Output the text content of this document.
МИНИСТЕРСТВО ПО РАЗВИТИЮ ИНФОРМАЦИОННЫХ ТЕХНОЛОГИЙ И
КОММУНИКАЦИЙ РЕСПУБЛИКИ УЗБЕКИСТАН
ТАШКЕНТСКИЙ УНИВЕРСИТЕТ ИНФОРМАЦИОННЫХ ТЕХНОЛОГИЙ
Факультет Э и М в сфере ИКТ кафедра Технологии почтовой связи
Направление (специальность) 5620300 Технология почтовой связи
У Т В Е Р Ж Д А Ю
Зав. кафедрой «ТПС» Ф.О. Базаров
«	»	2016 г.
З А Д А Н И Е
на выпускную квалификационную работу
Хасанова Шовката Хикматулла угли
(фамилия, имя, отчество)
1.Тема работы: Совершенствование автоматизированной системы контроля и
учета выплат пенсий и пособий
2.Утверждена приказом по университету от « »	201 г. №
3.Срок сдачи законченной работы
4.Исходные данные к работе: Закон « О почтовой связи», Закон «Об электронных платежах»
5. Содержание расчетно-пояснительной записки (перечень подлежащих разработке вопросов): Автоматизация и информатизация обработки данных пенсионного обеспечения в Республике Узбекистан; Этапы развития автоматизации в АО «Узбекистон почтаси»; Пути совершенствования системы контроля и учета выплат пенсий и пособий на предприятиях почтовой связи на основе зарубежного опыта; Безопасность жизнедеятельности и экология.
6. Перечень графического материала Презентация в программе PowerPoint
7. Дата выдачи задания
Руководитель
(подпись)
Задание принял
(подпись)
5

Task requirements - Reply with one number only, the count of lines above that hold the string "пенсий".

Output of the exercise - 2